• [Work to complete]: How many lines hold the string "each"? Give only the number.

● ● ● ●

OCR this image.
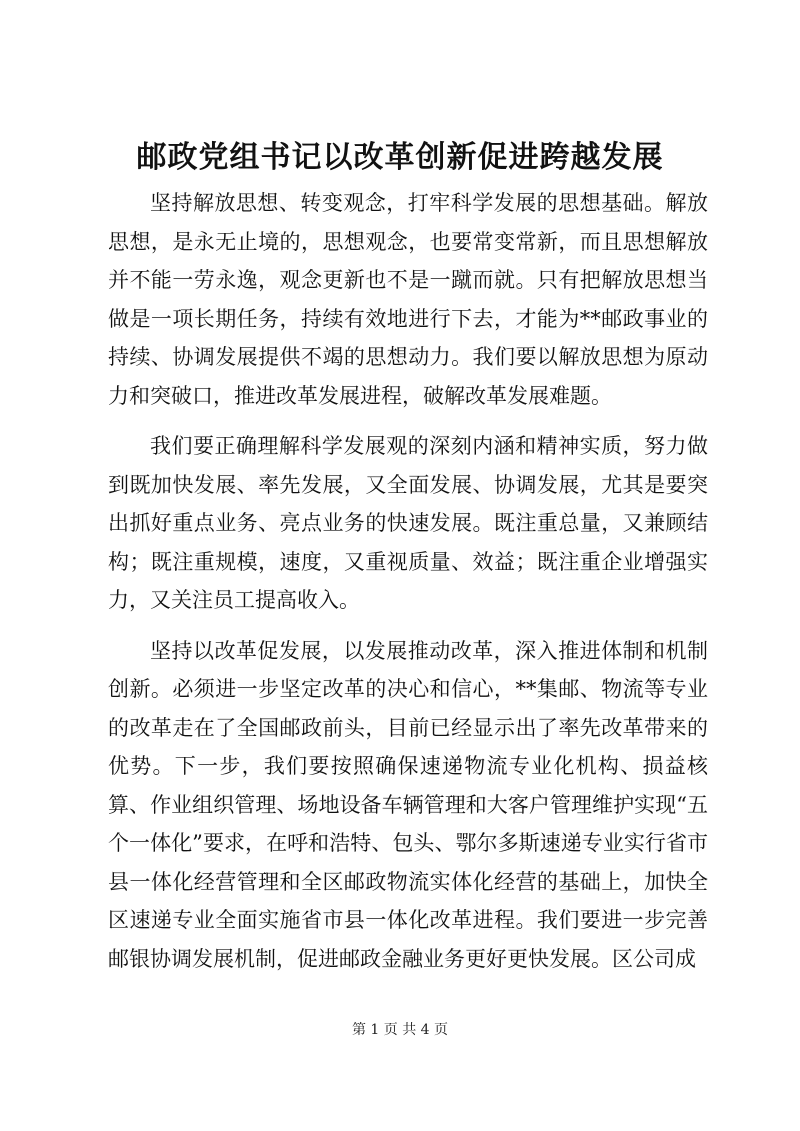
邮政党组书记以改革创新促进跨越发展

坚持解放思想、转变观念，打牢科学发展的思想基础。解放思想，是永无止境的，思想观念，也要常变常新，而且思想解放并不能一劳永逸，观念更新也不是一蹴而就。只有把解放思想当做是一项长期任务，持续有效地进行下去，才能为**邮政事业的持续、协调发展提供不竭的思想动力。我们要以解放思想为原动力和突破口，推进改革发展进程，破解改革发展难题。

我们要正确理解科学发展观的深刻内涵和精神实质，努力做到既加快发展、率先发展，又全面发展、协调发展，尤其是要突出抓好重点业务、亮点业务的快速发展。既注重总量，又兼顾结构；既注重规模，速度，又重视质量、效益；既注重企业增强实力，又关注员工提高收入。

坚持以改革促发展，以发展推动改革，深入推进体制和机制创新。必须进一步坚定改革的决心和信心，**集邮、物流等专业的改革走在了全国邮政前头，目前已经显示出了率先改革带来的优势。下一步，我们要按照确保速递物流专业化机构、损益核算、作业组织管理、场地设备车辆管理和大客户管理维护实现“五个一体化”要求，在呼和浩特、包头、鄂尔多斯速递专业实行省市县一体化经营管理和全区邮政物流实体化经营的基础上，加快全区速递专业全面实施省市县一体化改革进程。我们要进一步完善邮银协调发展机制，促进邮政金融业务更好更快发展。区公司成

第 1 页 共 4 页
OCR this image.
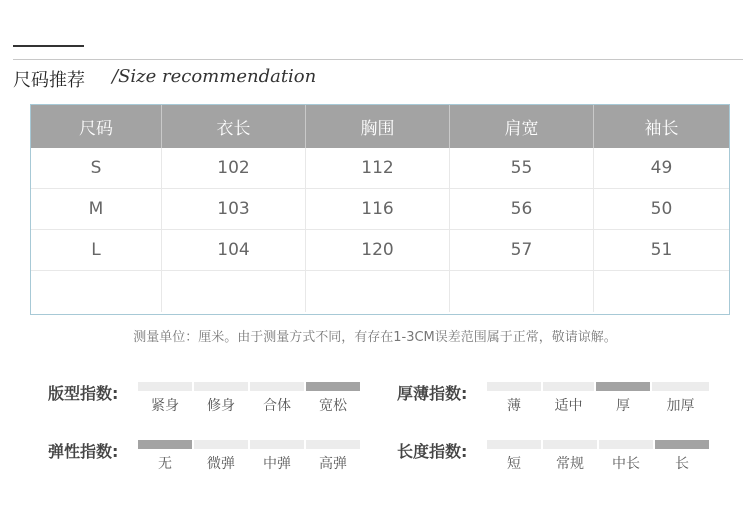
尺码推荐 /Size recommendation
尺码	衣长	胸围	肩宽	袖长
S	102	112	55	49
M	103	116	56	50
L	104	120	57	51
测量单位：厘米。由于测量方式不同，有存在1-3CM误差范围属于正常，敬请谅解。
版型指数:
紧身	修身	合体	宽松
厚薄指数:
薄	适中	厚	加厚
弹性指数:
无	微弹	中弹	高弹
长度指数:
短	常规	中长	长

● ● ● ●

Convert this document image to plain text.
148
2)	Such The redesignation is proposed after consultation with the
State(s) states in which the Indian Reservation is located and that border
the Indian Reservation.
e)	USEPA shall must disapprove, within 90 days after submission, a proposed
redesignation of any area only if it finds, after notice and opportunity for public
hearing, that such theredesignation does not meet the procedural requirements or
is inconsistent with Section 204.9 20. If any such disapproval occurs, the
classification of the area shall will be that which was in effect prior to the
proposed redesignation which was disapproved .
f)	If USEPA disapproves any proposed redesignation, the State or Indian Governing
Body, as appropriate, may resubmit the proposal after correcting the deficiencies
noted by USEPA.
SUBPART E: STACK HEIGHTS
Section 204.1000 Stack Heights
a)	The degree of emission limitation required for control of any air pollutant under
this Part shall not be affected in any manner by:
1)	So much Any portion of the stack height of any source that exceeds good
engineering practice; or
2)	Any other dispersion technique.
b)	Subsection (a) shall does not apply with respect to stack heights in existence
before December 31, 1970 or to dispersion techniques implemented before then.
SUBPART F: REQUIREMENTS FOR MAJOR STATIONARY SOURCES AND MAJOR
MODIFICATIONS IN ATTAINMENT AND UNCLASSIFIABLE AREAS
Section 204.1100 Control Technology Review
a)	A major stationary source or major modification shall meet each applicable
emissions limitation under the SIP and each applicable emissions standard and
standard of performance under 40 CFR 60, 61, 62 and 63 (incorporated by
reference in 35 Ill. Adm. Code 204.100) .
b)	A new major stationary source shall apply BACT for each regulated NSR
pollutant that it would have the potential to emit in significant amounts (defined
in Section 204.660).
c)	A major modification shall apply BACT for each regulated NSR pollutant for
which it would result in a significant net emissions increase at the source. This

● ● ● ●

• [Solution below]: 4